__Text segment__.
— Begin —

The MLlib library API which is based on RDDs is now in maintenance mode.

Spark ML is an important big data analytics library in the Apache Spark ecosystem as shown in Figure 2 below.

Figure 2. Spark Ecosystem with Spark ML

ML Pipeline Components

Machine learning data pipeline consists of several components to perform the data analytics. The key components of a data pipeline are listed below:

  • Datasets
  • Pipelines
  • Pipeline Stages
  • Transformers
  • Estimators
  • Evaluators
  • Params (and ParamMaps)

Let’s take a quick look at where each of these components fit into the overall process.

Datasets: DataFrame is used for representing datasets in ML pipeline. It allows storing structured data into named columns. The columns can be used for storing text, feature vectors, true labels, and predictions.

Pipelines: ML workflows are modeled as Pipelines, which consist of a sequence of stages. Each stage transforms input data to produce output for succeeding stages. A Pipeline chains multiple Transformers and Estimators together to specify an ML workflow.

Pipeline Stages: We define two kinds of stages: Transformers and Estimators.

Transformer: An algorithm which can transform one DataFrame into another DataFrame (example: ML model is a transformer that transforms a DF with features into a DF with predictions).

A Transformer converts a DataFrame into another DataFrame with one or more added features to it. For example in Spark ML package, OneHotEncoder transforms a column with a label index into a column of vectored features. Every Transformer has a method transform() which is called to transform a DataFrame into another.

Estimator: Estimator is a machine learning algorithm which learns from the data provided. The input to an estimator is a DataFrame and output is a Transformer. An Estimator is used to train the model. It produces a Transformer. For example, a LogisticRegression estimator produces a LogisticRegressionModel transformer. Another example is K Means as an estimator accepts a training DataFrame and produces a K Means model which is a transformer.

— End —

__Exercise requirements__.
1. Name every key component of a data pipeline that the Spark ML passage lists.
2. Answer these questions from the Spark ML passage:
(a) What is used to represent datasets in an ML pipeline?
(b) What method does every Transformer have?
(c) Which transformer does a LogisticRegression estimator produce?
3. Resume the passage on Spark ML pipeline components from its final sentence.

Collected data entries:
— Begin —

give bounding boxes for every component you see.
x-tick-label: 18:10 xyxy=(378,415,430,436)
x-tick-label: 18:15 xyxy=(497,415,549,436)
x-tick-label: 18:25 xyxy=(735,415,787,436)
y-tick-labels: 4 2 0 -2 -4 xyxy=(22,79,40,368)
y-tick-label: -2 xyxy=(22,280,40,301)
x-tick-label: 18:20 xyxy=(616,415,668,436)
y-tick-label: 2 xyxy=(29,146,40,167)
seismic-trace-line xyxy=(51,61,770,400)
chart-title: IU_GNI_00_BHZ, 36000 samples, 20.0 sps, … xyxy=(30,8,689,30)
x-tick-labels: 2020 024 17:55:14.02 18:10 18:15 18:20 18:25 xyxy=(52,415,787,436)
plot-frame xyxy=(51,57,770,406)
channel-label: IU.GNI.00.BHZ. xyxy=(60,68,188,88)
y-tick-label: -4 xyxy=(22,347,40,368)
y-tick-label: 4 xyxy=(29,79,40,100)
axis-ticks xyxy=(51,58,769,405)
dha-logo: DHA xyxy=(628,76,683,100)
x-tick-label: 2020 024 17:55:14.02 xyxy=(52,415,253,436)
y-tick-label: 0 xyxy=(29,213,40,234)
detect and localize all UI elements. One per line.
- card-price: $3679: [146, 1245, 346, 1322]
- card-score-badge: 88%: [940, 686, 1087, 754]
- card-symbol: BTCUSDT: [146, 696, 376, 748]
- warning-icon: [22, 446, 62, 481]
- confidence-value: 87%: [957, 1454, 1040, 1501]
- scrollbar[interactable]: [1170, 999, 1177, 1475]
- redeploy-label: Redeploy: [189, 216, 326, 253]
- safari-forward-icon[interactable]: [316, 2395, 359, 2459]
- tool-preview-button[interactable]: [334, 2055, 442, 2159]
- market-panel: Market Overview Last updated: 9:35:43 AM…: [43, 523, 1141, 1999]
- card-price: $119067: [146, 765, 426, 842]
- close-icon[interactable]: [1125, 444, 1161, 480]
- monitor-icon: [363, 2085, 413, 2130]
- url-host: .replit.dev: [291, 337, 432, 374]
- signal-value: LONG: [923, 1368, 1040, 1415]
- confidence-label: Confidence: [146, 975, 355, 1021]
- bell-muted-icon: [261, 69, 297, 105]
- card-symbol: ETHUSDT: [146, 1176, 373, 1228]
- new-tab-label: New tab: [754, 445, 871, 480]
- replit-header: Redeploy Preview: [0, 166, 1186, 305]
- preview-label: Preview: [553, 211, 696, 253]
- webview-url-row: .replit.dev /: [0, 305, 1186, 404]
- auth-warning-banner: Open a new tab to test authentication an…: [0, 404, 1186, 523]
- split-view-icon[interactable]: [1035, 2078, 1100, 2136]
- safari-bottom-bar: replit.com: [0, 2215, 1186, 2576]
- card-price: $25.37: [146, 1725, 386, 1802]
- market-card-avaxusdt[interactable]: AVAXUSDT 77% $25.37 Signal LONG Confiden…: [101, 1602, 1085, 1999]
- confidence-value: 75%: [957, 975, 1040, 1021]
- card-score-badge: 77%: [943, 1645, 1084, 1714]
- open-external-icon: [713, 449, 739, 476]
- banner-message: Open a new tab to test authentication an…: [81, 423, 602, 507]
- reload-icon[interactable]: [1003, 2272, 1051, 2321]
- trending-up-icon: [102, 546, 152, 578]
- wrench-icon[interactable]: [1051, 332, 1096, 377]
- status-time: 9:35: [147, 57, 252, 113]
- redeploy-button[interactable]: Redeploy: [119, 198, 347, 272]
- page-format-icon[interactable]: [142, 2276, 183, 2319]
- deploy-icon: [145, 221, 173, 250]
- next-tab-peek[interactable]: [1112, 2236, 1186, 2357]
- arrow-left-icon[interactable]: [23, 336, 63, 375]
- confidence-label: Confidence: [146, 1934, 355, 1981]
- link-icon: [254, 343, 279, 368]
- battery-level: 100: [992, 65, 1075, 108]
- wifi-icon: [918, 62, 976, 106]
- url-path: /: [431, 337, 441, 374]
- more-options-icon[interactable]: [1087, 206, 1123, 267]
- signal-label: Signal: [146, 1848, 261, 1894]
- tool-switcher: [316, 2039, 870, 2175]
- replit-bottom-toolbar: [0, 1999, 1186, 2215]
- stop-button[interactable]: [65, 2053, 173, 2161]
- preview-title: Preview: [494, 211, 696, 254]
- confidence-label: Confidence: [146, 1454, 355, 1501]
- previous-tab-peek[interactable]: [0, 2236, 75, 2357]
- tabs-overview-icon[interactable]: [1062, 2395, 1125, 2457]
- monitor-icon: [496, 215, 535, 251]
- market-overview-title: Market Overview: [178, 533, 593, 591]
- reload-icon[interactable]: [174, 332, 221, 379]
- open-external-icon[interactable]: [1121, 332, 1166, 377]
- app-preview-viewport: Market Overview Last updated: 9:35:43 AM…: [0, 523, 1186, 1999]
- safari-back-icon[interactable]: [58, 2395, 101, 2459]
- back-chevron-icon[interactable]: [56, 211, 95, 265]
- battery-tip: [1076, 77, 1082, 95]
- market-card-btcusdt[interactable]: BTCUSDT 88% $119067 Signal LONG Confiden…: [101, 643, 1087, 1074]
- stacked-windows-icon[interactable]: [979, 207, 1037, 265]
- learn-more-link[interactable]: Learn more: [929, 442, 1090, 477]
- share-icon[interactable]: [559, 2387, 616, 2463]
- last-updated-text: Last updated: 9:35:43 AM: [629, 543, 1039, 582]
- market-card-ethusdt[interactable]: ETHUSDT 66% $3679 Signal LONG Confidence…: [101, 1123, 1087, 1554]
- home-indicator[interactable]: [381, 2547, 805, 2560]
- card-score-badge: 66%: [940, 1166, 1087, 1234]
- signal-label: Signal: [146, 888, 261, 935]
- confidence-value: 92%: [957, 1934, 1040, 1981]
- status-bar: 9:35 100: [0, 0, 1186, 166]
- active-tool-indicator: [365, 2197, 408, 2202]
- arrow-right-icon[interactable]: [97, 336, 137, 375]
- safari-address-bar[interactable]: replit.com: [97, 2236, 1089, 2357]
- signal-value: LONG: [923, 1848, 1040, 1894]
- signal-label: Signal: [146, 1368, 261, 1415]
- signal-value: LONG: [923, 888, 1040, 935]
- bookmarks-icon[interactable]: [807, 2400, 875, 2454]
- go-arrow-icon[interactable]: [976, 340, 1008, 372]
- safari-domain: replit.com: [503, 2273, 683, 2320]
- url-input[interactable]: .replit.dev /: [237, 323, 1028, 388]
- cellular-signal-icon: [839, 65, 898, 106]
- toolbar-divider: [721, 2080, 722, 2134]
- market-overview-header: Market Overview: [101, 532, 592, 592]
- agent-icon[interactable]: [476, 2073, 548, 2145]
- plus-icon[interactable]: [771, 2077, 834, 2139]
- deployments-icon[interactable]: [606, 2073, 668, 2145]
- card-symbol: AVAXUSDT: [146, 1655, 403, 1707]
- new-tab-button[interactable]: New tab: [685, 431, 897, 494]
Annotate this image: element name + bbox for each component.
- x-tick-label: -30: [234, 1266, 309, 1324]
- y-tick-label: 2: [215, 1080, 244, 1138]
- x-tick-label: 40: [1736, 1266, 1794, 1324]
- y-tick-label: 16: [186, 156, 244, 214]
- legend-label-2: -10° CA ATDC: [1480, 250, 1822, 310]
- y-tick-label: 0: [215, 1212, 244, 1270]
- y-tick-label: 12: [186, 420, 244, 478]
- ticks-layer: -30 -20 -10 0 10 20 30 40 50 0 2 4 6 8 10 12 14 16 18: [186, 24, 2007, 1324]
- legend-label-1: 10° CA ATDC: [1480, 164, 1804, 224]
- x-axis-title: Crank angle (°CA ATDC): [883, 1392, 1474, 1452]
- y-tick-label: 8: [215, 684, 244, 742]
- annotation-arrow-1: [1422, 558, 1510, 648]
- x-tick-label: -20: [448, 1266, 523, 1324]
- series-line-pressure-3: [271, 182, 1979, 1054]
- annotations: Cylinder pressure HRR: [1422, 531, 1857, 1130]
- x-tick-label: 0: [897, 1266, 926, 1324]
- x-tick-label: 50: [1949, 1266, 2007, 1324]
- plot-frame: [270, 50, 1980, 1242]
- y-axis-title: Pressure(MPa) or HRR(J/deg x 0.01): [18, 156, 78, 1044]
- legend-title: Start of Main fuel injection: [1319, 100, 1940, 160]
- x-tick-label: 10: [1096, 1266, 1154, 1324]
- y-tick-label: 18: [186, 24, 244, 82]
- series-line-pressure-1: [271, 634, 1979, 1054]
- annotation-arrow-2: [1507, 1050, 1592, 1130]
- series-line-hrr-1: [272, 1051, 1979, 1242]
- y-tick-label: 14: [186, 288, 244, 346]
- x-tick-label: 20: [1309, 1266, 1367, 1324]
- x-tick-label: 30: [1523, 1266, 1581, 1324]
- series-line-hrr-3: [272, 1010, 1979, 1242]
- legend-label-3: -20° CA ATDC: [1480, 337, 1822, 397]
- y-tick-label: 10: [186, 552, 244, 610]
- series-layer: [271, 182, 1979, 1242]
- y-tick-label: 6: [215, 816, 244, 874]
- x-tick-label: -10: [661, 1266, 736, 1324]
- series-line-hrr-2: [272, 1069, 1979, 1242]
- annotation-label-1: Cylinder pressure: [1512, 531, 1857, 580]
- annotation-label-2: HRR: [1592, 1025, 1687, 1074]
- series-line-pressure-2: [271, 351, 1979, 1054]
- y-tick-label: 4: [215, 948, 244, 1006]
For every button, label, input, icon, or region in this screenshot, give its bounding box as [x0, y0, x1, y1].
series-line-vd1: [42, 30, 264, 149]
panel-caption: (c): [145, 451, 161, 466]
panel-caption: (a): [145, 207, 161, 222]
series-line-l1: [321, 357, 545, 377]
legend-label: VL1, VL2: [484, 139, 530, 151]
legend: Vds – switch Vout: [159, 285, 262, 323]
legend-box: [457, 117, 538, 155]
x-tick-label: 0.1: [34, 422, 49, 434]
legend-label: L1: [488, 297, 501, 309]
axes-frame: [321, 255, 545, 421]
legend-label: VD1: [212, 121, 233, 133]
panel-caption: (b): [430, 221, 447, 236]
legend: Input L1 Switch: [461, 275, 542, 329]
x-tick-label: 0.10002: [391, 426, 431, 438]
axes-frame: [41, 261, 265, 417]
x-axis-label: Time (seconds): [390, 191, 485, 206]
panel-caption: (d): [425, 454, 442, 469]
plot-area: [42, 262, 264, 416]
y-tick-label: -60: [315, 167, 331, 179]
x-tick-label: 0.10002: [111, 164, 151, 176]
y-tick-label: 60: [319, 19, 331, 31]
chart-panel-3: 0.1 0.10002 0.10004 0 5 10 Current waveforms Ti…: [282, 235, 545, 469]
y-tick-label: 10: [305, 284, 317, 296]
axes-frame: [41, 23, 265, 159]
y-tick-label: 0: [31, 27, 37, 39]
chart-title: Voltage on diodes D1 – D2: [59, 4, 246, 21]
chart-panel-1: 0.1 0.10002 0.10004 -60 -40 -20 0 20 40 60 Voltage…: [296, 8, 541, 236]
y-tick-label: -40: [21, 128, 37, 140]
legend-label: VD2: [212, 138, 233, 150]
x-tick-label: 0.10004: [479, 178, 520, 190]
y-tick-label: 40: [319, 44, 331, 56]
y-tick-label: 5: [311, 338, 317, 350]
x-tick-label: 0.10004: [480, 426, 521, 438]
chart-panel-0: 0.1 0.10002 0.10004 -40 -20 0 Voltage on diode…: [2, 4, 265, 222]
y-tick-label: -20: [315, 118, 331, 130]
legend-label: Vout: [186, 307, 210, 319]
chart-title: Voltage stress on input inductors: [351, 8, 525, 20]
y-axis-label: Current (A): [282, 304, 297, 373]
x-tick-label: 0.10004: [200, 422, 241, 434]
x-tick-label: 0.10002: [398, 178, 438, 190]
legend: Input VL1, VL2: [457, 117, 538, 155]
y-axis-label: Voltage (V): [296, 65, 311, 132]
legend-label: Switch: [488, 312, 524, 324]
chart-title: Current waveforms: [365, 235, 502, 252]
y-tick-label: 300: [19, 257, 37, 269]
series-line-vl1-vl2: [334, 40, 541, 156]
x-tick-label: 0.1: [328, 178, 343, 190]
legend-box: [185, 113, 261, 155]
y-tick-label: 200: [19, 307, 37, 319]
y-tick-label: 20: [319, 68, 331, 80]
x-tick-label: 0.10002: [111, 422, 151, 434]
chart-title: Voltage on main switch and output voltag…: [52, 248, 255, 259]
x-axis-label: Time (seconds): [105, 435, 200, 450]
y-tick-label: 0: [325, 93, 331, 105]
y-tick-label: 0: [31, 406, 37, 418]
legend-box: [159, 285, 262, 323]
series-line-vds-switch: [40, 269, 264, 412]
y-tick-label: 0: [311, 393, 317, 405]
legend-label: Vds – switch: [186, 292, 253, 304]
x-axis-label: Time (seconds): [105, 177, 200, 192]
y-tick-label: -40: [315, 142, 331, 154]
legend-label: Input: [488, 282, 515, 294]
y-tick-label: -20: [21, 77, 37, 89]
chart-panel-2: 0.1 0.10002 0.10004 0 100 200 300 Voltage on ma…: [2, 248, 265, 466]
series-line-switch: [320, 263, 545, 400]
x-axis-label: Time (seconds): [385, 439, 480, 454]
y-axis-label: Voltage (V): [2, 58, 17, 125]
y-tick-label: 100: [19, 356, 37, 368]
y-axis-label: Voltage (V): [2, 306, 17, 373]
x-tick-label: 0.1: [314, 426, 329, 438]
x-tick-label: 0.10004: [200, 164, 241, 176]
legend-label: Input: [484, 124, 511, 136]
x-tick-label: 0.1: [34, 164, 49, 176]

— End —

__Expected responses__.
1. Datasets, Pipelines, Pipeline Stages, Transformers, Estimators, Evaluators, and Params (and ParamMaps).

2.
(a) DataFrame.
(b) transform().
(c) LogisticRegressionModel.

3.
Parameter: Machine learning components use a common API for specifying parameters. An example of a parameter is the maximum number of iterations that the model should use.

The components of the data pipeline for text classification use case are shown in the following diagram.

Figure 3. Data Pipelines using Spark ML

Use Cases

One of the use cases for using machine learning pipelines is text categorization. This use case typically includes the following steps:

  • clean the text data
  • transform data into feature vectors, and
  • train the classification model

In text categorization or classification, data preprocessing steps like n-gram extraction and TF-IDF feature weighting are used before the training of a classification model (like SVM).

Another machine learning pipeline use case is the image classification as described in this article.

There are several other machine learning use cases that include fraud detection (uses classification model which is part of supervised learning), user segmentation (clustering model which is part of unsupervised learning).


Term Frequency - Inverse Document Frequency (TF-IDF), is a statistical measure to evaluate how important a word is to a document in a given corpus. It’s an information retrieval algorithm used to rank how important a word is to a collection of documents.

TF: If a word appears frequently in a doc, it’s important. This is calculated as:

TF = (# of times word X appears in a document) / (Total # of
words in the document)

IDF: But if a word appears in many docs (like “the”, “and”, “of”), the word is not meaningful, so lower its score.

Sample Application

Let’s look at a sample application to see how the Spark ML package can be used in a big data processing system. We’ll develop a document classification application to identify spam content in the datasets provided to the application. The dataset examples are Documents, Email messages, or other content received from external systems that can contain spam content.

We’ll use the Spam Detection example discussed in “Building machine-learning apps with Spark” at Strata Hadoop World Conference workshop to build our sample application.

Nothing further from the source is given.